Bootstrapping: should it be at the alchemlyb level, or pymbar level? #80

mrshirts · 2019-05-08T20:54:22Z

Should bootstrapping be implemented at the alchemlyb level, or pymbar level? For MBAR, it would be better at the pymbar level, since it can be easily encapsulated (user doesn't have to worry about it), and one can request either uncertainty estimate.

For BAR over several states, then the bootstrapping needs to be done at the level ABOVE the BAR call, since we need to bootstrap all of the data simultaneously before feeding it into BAR. Same for EXP applied to a string of states.

Thoughts?

orbeckst · 2019-05-10T03:58:27Z

If there's a common function that we can use for "everything" (and just plugin the estimator) then alchemlyb would be a good place, I think – along the lines that we only have to write and test the code once.

I generally like building blocks that I can freely combine. Something like

def bootstrapped(data, estimator):
     ...
     return mean, error

Alternatively, we could hide the machinery in the Estimator.fit() function: enable it with fit(..., ..., bootstrap=True) and just do under the hood whatever needs to be done and set the appropriate output attributes. In this case, one might just use a pymbar bootstrap directly if available or roll our own for other estimators.

========================

§ REQUIRED TASKS
(1) Answer these questions about the bootstrapping thread.
(a) At which level does the first post say bootstrapping would be better for MBAR?
(b) For BAR over several states, where does the first post say the bootstrapping must be done?
(c) What argument does the second post suggest passing to fit() to enable bootstrapping?
(2) Copy the lines of the listing from the line with "list all visible" up to and including the line with "data-point bbox=[1711, 1142, 1722, 1153]", substituting "elements" for "components" and leaving everything else as it is. Give only those lines.
The thread and the listing are unrelated material.

§ EXERCISE INPUTS

========================

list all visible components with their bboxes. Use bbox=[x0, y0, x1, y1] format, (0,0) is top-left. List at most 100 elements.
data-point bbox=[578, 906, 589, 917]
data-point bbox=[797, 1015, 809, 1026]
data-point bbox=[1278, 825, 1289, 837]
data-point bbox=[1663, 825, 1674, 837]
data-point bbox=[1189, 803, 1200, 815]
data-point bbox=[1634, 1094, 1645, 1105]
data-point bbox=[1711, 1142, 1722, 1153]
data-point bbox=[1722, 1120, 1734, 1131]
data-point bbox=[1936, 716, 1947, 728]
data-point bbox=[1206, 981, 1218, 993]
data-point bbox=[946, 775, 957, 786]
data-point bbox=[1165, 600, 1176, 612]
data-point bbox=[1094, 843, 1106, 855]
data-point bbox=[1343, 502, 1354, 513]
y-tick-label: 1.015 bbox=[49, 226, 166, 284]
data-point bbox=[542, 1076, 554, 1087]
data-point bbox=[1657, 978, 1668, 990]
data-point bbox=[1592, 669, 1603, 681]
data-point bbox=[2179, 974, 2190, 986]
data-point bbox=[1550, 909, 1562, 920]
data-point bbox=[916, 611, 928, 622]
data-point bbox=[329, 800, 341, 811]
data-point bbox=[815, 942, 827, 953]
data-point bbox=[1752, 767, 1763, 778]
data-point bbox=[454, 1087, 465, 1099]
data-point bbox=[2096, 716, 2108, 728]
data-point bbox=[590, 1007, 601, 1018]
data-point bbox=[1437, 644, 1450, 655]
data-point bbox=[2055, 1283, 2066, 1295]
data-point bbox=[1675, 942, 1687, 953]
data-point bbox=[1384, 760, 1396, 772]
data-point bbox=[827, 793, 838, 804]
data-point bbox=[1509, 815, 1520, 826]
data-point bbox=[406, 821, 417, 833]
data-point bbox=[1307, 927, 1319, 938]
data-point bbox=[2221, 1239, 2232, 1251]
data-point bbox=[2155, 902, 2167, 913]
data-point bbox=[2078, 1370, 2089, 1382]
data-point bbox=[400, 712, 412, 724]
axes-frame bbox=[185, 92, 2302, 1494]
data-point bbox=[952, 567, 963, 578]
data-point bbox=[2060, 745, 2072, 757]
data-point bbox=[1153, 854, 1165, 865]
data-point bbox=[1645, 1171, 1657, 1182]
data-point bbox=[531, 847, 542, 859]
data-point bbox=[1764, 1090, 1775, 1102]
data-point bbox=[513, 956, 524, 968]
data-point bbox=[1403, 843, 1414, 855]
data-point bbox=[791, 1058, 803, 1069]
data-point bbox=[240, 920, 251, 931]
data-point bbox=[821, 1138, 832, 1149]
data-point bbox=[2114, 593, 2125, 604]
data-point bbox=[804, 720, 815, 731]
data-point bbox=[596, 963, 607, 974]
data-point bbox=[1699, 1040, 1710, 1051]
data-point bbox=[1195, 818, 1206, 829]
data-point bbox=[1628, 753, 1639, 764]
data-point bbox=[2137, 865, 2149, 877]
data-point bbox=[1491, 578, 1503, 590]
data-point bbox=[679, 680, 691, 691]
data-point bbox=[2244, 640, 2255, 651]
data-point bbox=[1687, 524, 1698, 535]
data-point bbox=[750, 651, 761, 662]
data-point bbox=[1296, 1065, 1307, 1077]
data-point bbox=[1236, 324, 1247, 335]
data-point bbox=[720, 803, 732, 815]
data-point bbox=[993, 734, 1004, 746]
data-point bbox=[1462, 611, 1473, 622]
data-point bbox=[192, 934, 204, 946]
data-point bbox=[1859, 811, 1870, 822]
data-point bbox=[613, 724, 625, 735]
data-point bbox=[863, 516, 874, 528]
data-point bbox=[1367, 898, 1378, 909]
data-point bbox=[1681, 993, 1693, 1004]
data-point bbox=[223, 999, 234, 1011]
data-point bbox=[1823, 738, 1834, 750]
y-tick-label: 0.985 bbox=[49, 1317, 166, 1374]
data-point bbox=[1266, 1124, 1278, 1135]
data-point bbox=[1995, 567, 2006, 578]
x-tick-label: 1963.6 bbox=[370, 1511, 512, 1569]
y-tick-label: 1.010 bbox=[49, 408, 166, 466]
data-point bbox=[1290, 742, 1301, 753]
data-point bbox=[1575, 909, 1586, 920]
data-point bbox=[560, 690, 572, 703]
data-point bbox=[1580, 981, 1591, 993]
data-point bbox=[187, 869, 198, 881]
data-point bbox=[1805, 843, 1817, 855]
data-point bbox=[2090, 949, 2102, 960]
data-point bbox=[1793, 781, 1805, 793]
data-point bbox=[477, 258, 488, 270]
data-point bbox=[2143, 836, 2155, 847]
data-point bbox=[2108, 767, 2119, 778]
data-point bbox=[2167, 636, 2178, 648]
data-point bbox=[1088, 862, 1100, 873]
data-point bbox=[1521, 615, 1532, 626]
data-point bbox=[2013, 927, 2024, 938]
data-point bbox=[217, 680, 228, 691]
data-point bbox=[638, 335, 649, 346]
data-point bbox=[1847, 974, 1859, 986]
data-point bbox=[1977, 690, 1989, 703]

========================

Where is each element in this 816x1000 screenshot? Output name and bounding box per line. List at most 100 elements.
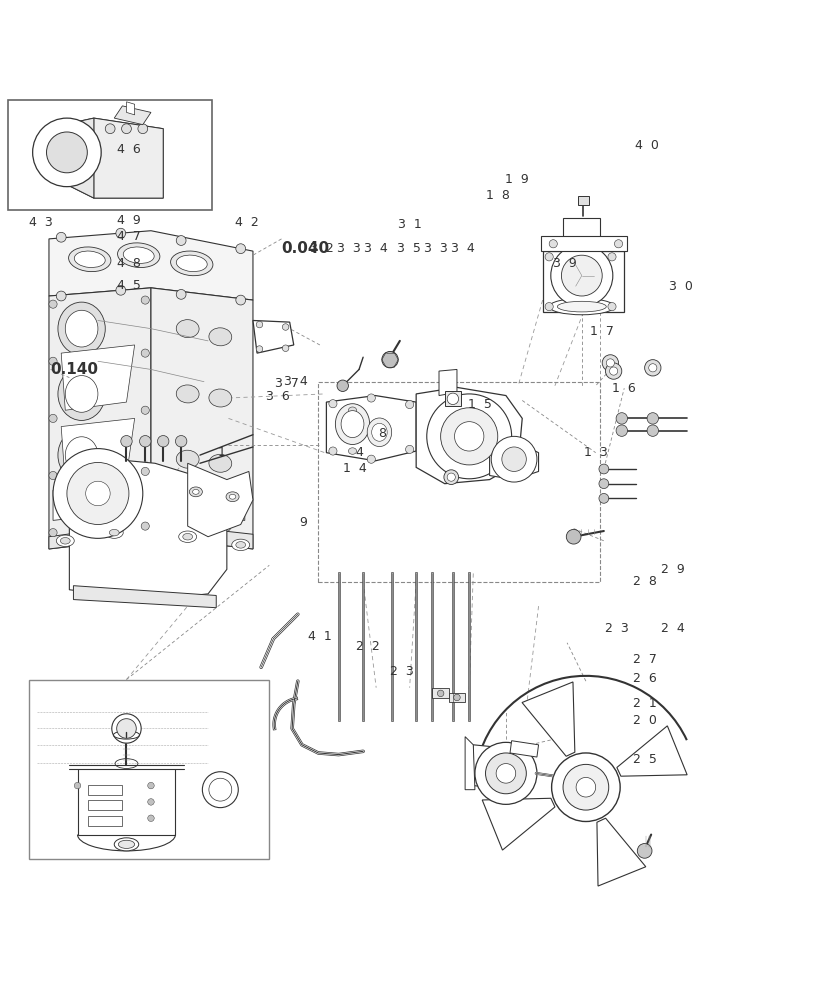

========================

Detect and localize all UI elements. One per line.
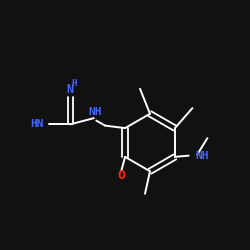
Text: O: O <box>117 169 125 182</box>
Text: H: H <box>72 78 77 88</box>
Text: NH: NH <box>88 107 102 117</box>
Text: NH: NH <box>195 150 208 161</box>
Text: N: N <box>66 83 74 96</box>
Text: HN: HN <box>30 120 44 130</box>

========================

§ THE SOLUTIONS
(1)
(a) The pymbar level.
(b) At the level above the BAR call.
(c) bootstrap=True

(2)
list all visible elements with their bboxes. Use bbox=[x0, y0, x1, y1] format, (0,0) is top-left. List at most 100 elements.
data-point bbox=[578, 906, 589, 917]
data-point bbox=[797, 1015, 809, 1026]
data-point bbox=[1278, 825, 1289, 837]
data-point bbox=[1663, 825, 1674, 837]
data-point bbox=[1189, 803, 1200, 815]
data-point bbox=[1634, 1094, 1645, 1105]
data-point bbox=[1711, 1142, 1722, 1153]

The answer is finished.